# WHAT IS EXPECTED
State how many lines of the records contain the string "store". Give the number alone.

# DATASET CONTENT

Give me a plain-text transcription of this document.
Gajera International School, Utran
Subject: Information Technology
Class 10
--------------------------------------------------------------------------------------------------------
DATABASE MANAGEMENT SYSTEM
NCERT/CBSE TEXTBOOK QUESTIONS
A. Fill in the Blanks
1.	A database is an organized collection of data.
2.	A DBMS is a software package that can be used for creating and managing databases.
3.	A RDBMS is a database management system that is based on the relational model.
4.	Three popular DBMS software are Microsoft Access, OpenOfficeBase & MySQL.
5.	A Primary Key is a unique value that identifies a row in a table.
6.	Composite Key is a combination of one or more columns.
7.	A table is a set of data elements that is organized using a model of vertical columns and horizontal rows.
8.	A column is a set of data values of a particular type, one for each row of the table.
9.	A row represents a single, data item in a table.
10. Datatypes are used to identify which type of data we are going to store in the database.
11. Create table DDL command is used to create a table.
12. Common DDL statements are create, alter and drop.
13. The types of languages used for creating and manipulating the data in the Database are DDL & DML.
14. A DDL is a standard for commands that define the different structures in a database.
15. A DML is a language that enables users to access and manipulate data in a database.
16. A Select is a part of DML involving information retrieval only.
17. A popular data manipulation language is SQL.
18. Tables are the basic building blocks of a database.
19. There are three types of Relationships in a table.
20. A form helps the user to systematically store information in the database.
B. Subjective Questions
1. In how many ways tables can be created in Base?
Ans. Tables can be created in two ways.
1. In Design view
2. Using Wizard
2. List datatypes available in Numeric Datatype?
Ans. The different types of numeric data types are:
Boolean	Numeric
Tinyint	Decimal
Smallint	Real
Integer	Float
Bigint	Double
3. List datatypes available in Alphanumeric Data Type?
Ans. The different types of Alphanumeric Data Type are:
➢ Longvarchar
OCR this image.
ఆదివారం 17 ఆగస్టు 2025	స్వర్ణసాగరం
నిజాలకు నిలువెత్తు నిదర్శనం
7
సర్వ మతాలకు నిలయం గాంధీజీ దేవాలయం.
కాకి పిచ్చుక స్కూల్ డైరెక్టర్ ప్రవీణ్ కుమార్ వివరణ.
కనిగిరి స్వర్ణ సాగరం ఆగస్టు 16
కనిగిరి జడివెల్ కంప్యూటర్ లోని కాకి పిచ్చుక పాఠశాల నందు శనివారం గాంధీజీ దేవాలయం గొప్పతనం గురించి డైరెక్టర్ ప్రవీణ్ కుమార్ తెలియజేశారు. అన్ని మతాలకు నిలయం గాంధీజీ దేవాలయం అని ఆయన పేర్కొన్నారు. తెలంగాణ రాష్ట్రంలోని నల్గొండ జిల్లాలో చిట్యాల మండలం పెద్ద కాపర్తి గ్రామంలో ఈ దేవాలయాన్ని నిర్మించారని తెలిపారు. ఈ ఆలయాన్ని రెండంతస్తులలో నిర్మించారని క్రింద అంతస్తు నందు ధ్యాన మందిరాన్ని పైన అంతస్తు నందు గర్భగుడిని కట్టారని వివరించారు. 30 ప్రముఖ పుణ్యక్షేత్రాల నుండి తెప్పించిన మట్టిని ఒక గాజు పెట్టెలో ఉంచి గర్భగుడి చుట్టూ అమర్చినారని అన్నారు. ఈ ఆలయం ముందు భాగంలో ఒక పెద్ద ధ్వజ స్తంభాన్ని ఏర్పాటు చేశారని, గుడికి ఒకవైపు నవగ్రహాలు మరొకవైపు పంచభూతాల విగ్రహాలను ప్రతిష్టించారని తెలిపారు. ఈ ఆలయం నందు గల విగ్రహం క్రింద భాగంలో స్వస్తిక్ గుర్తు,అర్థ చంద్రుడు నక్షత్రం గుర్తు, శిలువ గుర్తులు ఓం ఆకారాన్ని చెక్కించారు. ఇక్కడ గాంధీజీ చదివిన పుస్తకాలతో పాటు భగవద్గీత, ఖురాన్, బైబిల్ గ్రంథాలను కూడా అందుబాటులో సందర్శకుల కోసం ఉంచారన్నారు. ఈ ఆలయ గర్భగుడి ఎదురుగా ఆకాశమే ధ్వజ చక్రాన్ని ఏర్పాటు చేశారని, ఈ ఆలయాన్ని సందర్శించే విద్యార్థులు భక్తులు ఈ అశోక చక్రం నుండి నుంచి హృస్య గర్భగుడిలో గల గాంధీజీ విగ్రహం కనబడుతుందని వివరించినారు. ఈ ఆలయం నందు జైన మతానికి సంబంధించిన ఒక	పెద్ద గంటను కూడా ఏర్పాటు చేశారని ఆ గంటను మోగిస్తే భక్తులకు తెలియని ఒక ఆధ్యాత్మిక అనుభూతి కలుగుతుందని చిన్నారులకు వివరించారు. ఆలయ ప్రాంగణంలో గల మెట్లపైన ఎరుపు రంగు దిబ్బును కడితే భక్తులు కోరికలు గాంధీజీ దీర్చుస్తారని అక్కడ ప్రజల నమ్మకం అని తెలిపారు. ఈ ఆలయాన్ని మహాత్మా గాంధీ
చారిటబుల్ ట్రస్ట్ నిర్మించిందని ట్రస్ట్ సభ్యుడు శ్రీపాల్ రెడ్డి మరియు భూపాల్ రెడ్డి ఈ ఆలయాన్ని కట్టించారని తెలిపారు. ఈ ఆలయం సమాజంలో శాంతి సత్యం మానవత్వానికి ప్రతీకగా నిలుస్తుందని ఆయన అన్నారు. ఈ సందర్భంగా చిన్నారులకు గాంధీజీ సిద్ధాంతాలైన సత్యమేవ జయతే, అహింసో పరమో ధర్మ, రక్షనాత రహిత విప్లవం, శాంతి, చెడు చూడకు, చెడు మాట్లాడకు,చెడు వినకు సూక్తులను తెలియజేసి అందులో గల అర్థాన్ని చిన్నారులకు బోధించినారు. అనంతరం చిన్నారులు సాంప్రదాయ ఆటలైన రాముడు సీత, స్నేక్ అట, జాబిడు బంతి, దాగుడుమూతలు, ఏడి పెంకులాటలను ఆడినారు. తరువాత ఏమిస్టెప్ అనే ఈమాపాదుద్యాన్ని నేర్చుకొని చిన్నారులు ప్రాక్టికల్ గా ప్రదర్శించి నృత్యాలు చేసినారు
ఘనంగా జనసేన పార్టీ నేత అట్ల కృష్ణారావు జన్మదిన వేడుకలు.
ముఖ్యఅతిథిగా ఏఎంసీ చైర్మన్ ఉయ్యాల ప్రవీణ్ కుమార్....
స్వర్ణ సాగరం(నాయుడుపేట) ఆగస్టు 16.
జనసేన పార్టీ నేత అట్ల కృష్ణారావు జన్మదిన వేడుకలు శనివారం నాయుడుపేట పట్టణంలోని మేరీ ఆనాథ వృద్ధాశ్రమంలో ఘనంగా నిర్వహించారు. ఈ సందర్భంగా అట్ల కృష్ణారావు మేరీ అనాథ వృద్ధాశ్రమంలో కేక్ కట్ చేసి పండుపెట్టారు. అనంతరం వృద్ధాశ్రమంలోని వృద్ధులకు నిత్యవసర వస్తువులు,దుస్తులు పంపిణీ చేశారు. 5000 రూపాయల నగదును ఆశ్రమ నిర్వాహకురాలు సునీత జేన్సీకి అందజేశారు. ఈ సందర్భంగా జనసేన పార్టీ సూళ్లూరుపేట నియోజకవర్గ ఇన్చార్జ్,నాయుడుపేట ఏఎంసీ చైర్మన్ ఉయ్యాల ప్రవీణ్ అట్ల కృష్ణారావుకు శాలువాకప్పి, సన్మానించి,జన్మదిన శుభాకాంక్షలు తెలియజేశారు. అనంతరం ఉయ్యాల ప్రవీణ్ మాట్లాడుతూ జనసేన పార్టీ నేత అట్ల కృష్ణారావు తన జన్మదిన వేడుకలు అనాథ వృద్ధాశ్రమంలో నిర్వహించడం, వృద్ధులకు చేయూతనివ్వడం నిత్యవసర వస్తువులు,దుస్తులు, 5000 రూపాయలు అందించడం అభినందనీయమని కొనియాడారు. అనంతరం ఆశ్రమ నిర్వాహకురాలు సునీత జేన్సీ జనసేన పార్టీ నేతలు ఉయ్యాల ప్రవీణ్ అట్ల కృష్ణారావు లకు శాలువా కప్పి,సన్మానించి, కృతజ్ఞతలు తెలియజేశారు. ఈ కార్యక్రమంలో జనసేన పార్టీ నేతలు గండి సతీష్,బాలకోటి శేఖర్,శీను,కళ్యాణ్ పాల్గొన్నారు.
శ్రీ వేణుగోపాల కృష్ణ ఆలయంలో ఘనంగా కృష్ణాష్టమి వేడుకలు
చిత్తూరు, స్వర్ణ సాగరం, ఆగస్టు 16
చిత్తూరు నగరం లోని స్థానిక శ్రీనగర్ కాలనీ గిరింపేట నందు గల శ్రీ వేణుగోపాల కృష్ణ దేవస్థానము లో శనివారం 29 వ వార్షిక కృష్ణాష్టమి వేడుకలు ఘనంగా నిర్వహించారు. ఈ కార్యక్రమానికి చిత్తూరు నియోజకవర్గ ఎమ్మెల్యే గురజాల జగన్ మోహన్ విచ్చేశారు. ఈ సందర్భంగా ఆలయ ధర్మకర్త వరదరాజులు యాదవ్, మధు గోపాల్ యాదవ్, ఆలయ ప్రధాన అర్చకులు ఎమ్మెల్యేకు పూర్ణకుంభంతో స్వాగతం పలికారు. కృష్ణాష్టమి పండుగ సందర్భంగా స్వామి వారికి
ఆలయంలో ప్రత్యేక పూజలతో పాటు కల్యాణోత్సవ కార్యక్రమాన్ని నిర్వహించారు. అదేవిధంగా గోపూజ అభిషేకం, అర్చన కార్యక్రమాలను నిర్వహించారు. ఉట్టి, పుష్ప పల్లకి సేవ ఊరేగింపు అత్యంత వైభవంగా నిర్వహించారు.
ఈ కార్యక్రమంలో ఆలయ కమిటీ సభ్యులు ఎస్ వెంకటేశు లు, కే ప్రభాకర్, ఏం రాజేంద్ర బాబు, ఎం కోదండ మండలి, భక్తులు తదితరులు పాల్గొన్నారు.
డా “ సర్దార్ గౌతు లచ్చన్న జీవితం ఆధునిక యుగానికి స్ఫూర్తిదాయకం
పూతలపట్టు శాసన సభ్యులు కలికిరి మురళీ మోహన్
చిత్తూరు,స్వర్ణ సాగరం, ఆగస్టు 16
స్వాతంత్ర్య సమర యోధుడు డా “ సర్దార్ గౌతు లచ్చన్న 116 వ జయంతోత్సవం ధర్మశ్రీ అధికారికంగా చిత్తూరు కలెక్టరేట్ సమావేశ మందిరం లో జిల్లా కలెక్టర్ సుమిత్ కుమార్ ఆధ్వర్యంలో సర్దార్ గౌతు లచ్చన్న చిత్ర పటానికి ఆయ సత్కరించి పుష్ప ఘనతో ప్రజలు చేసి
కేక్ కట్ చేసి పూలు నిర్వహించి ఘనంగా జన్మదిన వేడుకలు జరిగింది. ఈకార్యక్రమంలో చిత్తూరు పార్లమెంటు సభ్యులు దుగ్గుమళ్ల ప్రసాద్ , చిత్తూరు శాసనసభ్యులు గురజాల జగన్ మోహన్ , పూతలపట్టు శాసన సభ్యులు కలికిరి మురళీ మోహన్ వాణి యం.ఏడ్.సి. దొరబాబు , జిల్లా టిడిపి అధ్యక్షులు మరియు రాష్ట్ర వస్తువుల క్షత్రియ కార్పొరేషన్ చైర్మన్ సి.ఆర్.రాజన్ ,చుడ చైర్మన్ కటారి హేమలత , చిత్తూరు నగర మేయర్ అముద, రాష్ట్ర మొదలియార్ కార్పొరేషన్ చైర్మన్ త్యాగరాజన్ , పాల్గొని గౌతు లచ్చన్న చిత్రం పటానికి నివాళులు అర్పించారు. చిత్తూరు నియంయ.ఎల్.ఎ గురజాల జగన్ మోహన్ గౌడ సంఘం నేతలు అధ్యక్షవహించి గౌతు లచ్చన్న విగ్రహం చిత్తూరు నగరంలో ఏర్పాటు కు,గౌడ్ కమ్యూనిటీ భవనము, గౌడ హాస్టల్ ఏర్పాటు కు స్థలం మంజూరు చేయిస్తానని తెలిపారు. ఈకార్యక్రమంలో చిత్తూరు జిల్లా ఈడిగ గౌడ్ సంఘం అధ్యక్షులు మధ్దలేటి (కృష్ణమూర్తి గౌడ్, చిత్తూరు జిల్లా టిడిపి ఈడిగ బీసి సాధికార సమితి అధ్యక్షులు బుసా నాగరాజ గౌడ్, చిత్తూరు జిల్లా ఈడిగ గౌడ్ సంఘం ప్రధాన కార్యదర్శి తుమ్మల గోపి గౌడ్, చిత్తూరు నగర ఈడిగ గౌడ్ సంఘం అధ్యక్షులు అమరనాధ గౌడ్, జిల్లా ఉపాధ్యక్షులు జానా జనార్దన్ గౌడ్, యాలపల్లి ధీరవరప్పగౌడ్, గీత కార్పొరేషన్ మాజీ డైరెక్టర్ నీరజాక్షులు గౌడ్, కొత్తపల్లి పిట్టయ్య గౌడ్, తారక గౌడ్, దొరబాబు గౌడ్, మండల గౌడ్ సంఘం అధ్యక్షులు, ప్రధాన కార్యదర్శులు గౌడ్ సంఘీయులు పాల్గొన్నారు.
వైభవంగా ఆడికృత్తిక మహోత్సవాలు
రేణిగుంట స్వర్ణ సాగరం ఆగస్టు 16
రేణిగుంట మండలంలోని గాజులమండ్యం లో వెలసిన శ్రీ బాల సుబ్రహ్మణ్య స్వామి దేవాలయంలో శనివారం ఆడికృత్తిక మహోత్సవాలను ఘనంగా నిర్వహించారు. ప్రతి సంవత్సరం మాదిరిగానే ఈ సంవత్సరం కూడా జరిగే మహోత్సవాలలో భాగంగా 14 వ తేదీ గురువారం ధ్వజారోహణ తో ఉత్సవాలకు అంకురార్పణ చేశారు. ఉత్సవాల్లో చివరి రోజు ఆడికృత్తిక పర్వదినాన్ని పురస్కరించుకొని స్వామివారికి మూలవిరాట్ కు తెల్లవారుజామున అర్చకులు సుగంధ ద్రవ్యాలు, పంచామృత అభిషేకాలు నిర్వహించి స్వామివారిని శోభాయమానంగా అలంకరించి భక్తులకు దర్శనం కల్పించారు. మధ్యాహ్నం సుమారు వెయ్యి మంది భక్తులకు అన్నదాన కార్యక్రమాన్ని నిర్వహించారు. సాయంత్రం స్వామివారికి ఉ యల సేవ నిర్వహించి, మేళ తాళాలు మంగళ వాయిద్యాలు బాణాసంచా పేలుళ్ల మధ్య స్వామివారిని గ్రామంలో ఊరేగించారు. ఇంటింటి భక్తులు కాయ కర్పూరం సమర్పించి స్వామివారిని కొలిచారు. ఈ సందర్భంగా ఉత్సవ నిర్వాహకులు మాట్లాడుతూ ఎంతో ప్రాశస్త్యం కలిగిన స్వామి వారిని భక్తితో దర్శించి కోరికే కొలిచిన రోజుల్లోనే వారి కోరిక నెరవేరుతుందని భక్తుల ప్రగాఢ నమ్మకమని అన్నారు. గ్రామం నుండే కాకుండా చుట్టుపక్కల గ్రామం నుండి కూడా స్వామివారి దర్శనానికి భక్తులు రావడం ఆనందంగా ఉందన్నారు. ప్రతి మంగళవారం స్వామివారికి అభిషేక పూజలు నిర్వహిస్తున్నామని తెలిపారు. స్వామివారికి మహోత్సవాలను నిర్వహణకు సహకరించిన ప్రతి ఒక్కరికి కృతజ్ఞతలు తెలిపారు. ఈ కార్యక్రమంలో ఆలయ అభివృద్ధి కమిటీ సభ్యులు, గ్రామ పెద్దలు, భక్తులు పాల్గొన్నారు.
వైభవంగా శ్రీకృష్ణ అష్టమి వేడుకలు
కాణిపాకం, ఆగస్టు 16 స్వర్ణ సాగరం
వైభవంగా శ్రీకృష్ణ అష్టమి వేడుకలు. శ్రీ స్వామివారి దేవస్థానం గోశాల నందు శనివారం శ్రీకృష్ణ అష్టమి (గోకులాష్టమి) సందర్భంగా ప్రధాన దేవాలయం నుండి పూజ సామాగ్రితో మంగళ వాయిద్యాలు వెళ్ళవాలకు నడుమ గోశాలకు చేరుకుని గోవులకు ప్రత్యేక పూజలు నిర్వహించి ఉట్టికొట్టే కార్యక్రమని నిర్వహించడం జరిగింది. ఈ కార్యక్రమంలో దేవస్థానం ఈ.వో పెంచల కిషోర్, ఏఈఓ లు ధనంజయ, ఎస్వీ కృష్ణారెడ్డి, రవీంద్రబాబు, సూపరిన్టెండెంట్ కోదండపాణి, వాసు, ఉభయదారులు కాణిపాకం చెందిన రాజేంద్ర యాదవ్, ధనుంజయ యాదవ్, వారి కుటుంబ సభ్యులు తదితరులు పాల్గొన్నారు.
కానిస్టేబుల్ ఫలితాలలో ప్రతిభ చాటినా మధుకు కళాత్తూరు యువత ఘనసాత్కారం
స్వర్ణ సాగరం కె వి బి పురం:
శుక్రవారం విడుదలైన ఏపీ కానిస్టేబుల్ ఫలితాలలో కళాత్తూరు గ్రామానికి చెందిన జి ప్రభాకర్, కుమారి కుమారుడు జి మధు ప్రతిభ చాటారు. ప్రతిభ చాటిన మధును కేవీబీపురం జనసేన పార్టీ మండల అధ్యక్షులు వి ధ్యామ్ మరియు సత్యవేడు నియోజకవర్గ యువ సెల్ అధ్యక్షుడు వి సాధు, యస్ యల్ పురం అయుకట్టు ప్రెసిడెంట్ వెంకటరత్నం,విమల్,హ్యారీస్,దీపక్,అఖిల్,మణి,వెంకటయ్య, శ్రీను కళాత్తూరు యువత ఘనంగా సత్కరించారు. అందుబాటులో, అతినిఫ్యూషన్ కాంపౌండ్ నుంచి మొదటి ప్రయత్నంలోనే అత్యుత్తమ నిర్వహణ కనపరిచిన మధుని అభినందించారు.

# TASK ANSWER
2